§ The request: Rewrite the records below, changing every "interactable" to "clickable" and leaving everything else as it is.

>> Begin

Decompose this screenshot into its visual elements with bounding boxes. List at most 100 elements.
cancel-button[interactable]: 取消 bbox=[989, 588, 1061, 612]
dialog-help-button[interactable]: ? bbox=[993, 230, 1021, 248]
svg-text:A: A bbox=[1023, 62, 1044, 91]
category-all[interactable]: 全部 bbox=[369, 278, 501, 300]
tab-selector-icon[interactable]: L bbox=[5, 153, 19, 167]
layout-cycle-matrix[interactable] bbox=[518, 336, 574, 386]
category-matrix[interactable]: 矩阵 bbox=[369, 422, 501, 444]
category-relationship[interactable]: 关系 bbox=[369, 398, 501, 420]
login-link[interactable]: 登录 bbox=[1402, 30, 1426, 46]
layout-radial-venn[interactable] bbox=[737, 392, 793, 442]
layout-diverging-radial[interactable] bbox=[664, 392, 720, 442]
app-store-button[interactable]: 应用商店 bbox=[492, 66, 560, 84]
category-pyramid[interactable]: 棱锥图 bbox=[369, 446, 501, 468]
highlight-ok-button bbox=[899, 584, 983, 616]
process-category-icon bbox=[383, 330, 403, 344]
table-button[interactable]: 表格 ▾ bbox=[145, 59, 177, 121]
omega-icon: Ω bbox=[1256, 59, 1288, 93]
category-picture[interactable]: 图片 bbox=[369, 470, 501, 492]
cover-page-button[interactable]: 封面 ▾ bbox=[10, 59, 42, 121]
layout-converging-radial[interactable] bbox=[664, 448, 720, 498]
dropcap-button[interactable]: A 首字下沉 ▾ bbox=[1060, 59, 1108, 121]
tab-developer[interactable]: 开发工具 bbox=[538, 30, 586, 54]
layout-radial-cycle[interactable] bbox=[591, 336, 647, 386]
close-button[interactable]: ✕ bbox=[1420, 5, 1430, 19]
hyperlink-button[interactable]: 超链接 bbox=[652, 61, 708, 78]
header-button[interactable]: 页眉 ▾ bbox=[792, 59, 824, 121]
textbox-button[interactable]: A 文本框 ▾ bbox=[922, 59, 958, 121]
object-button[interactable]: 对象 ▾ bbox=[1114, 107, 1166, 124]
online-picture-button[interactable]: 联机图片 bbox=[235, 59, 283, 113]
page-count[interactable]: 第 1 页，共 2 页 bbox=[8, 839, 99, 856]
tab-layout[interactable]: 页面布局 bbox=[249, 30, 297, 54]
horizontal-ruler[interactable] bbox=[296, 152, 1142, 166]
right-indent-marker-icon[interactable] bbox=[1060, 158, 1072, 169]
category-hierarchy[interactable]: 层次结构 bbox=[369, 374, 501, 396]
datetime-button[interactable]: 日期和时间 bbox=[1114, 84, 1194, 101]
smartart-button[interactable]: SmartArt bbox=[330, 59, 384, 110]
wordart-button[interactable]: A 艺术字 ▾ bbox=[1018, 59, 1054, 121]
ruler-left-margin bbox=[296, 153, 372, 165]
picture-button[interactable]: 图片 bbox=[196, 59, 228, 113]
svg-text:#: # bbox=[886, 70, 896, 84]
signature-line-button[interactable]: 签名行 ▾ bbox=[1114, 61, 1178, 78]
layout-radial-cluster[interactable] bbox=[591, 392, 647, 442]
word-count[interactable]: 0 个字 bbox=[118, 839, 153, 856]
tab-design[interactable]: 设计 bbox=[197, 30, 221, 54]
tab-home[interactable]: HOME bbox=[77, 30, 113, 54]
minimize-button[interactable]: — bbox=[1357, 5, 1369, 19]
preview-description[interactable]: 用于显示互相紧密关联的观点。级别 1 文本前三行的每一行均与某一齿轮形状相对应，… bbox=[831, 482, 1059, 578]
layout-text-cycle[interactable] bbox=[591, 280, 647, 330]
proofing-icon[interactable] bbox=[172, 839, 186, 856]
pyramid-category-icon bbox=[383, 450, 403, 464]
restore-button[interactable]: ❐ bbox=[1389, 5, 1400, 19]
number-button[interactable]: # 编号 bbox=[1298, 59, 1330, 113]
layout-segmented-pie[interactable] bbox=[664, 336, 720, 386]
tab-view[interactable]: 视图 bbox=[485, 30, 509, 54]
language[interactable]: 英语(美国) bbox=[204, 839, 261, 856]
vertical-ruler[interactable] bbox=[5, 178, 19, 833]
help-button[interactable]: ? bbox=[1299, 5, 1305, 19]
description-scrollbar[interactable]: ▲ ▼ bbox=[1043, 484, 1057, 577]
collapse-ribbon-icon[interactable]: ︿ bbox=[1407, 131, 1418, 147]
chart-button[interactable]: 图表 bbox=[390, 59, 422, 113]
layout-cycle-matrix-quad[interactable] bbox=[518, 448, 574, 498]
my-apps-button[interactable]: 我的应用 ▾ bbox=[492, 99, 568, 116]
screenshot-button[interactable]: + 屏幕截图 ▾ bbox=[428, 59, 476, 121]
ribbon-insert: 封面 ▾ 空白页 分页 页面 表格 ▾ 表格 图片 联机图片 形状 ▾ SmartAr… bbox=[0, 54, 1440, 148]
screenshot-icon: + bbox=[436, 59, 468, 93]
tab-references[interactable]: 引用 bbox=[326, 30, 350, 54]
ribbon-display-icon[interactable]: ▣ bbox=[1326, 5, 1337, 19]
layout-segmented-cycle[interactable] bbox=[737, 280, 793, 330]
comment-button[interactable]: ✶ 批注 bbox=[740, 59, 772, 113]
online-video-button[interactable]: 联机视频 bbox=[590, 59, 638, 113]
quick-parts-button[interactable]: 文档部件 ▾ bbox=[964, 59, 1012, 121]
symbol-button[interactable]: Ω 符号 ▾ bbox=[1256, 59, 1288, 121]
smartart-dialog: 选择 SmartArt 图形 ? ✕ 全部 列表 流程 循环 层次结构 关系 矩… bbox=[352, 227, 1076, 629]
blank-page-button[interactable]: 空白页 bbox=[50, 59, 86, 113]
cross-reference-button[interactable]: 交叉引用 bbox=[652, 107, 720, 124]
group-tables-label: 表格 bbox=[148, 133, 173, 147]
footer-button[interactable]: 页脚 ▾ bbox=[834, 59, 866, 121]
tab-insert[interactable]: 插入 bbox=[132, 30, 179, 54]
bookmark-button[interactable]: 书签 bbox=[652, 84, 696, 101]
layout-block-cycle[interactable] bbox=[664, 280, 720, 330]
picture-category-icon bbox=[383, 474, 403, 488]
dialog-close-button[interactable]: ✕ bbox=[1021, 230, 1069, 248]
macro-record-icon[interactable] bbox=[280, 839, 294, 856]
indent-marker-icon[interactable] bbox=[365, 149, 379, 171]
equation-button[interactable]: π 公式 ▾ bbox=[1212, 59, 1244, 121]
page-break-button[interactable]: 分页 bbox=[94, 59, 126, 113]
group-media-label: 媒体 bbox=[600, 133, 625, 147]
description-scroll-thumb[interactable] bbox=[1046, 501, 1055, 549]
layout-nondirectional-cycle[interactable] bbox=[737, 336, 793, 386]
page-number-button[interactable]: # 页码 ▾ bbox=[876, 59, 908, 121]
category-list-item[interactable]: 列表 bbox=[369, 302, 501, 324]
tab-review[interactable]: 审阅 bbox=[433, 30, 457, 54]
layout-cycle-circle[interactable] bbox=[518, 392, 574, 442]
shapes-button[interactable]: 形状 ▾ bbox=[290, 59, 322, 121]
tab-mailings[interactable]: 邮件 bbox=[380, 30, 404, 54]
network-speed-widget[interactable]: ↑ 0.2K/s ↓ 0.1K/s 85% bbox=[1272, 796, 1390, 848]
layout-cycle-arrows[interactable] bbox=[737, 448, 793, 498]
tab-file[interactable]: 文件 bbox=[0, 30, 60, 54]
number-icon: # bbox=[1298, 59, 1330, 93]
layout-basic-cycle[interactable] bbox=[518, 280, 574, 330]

>> End

§ Worked answer:
Decompose this screenshot into its visual elements with bounding boxes. List at most 100 elements.
cancel-button[clickable]: 取消 bbox=[989, 588, 1061, 612]
dialog-help-button[clickable]: ? bbox=[993, 230, 1021, 248]
svg-text:A: A bbox=[1023, 62, 1044, 91]
category-all[clickable]: 全部 bbox=[369, 278, 501, 300]
tab-selector-icon[clickable]: L bbox=[5, 153, 19, 167]
layout-cycle-matrix[clickable] bbox=[518, 336, 574, 386]
category-matrix[clickable]: 矩阵 bbox=[369, 422, 501, 444]
category-relationship[clickable]: 关系 bbox=[369, 398, 501, 420]
login-link[clickable]: 登录 bbox=[1402, 30, 1426, 46]
layout-radial-venn[clickable] bbox=[737, 392, 793, 442]
layout-diverging-radial[clickable] bbox=[664, 392, 720, 442]
app-store-button[clickable]: 应用商店 bbox=[492, 66, 560, 84]
category-pyramid[clickable]: 棱锥图 bbox=[369, 446, 501, 468]
highlight-ok-button bbox=[899, 584, 983, 616]
process-category-icon bbox=[383, 330, 403, 344]
table-button[clickable]: 表格 ▾ bbox=[145, 59, 177, 121]
omega-icon: Ω bbox=[1256, 59, 1288, 93]
category-picture[clickable]: 图片 bbox=[369, 470, 501, 492]
cover-page-button[clickable]: 封面 ▾ bbox=[10, 59, 42, 121]
layout-converging-radial[clickable] bbox=[664, 448, 720, 498]
dropcap-button[clickable]: A 首字下沉 ▾ bbox=[1060, 59, 1108, 121]
tab-developer[clickable]: 开发工具 bbox=[538, 30, 586, 54]
layout-radial-cycle[clickable] bbox=[591, 336, 647, 386]
close-button[clickable]: ✕ bbox=[1420, 5, 1430, 19]
hyperlink-button[clickable]: 超链接 bbox=[652, 61, 708, 78]
header-button[clickable]: 页眉 ▾ bbox=[792, 59, 824, 121]
textbox-button[clickable]: A 文本框 ▾ bbox=[922, 59, 958, 121]
object-button[clickable]: 对象 ▾ bbox=[1114, 107, 1166, 124]
online-picture-button[clickable]: 联机图片 bbox=[235, 59, 283, 113]
page-count[clickable]: 第 1 页，共 2 页 bbox=[8, 839, 99, 856]
tab-layout[clickable]: 页面布局 bbox=[249, 30, 297, 54]
horizontal-ruler[clickable] bbox=[296, 152, 1142, 166]
right-indent-marker-icon[clickable] bbox=[1060, 158, 1072, 169]
category-hierarchy[clickable]: 层次结构 bbox=[369, 374, 501, 396]
datetime-button[clickable]: 日期和时间 bbox=[1114, 84, 1194, 101]
smartart-button[clickable]: SmartArt bbox=[330, 59, 384, 110]
wordart-button[clickable]: A 艺术字 ▾ bbox=[1018, 59, 1054, 121]
ruler-left-margin bbox=[296, 153, 372, 165]
picture-button[clickable]: 图片 bbox=[196, 59, 228, 113]
svg-text:#: # bbox=[886, 70, 896, 84]
signature-line-button[clickable]: 签名行 ▾ bbox=[1114, 61, 1178, 78]
layout-radial-cluster[clickable] bbox=[591, 392, 647, 442]
word-count[clickable]: 0 个字 bbox=[118, 839, 153, 856]
tab-design[clickable]: 设计 bbox=[197, 30, 221, 54]
tab-home[clickable]: HOME bbox=[77, 30, 113, 54]
minimize-button[clickable]: — bbox=[1357, 5, 1369, 19]
preview-description[clickable]: 用于显示互相紧密关联的观点。级别 1 文本前三行的每一行均与某一齿轮形状相对应，… bbox=[831, 482, 1059, 578]
layout-text-cycle[clickable] bbox=[591, 280, 647, 330]
proofing-icon[clickable] bbox=[172, 839, 186, 856]
pyramid-category-icon bbox=[383, 450, 403, 464]
restore-button[clickable]: ❐ bbox=[1389, 5, 1400, 19]
number-button[clickable]: # 编号 bbox=[1298, 59, 1330, 113]
layout-segmented-pie[clickable] bbox=[664, 336, 720, 386]
tab-view[clickable]: 视图 bbox=[485, 30, 509, 54]
language[clickable]: 英语(美国) bbox=[204, 839, 261, 856]
vertical-ruler[clickable] bbox=[5, 178, 19, 833]
help-button[clickable]: ? bbox=[1299, 5, 1305, 19]
description-scrollbar[clickable]: ▲ ▼ bbox=[1043, 484, 1057, 577]
collapse-ribbon-icon[clickable]: ︿ bbox=[1407, 131, 1418, 147]
chart-button[clickable]: 图表 bbox=[390, 59, 422, 113]
layout-cycle-matrix-quad[clickable] bbox=[518, 448, 574, 498]
my-apps-button[clickable]: 我的应用 ▾ bbox=[492, 99, 568, 116]
screenshot-button[clickable]: + 屏幕截图 ▾ bbox=[428, 59, 476, 121]
ribbon-insert: 封面 ▾ 空白页 分页 页面 表格 ▾ 表格 图片 联机图片 形状 ▾ SmartAr… bbox=[0, 54, 1440, 148]
screenshot-icon: + bbox=[436, 59, 468, 93]
tab-references[clickable]: 引用 bbox=[326, 30, 350, 54]
ribbon-display-icon[clickable]: ▣ bbox=[1326, 5, 1337, 19]
layout-segmented-cycle[clickable] bbox=[737, 280, 793, 330]
comment-button[clickable]: ✶ 批注 bbox=[740, 59, 772, 113]
online-video-button[clickable]: 联机视频 bbox=[590, 59, 638, 113]
quick-parts-button[clickable]: 文档部件 ▾ bbox=[964, 59, 1012, 121]
symbol-button[clickable]: Ω 符号 ▾ bbox=[1256, 59, 1288, 121]
smartart-dialog: 选择 SmartArt 图形 ? ✕ 全部 列表 流程 循环 层次结构 关系 矩… bbox=[352, 227, 1076, 629]
blank-page-button[clickable]: 空白页 bbox=[50, 59, 86, 113]
cross-reference-button[clickable]: 交叉引用 bbox=[652, 107, 720, 124]
group-tables-label: 表格 bbox=[148, 133, 173, 147]
footer-button[clickable]: 页脚 ▾ bbox=[834, 59, 866, 121]
tab-insert[clickable]: 插入 bbox=[132, 30, 179, 54]
bookmark-button[clickable]: 书签 bbox=[652, 84, 696, 101]
layout-block-cycle[clickable] bbox=[664, 280, 720, 330]
picture-category-icon bbox=[383, 474, 403, 488]
dialog-close-button[clickable]: ✕ bbox=[1021, 230, 1069, 248]
macro-record-icon[clickable] bbox=[280, 839, 294, 856]
indent-marker-icon[clickable] bbox=[365, 149, 379, 171]
equation-button[clickable]: π 公式 ▾ bbox=[1212, 59, 1244, 121]
page-break-button[clickable]: 分页 bbox=[94, 59, 126, 113]
group-media-label: 媒体 bbox=[600, 133, 625, 147]
description-scroll-thumb[clickable] bbox=[1046, 501, 1055, 549]
layout-nondirectional-cycle[clickable] bbox=[737, 336, 793, 386]
page-number-button[clickable]: # 页码 ▾ bbox=[876, 59, 908, 121]
category-list-item[clickable]: 列表 bbox=[369, 302, 501, 324]
tab-review[clickable]: 审阅 bbox=[433, 30, 457, 54]
layout-cycle-circle[clickable] bbox=[518, 392, 574, 442]
shapes-button[clickable]: 形状 ▾ bbox=[290, 59, 322, 121]
tab-mailings[clickable]: 邮件 bbox=[380, 30, 404, 54]
network-speed-widget[clickable]: ↑ 0.2K/s ↓ 0.1K/s 85% bbox=[1272, 796, 1390, 848]
layout-cycle-arrows[clickable] bbox=[737, 448, 793, 498]
tab-file[clickable]: 文件 bbox=[0, 30, 60, 54]
number-icon: # bbox=[1298, 59, 1330, 93]
layout-basic-cycle[clickable] bbox=[518, 280, 574, 330]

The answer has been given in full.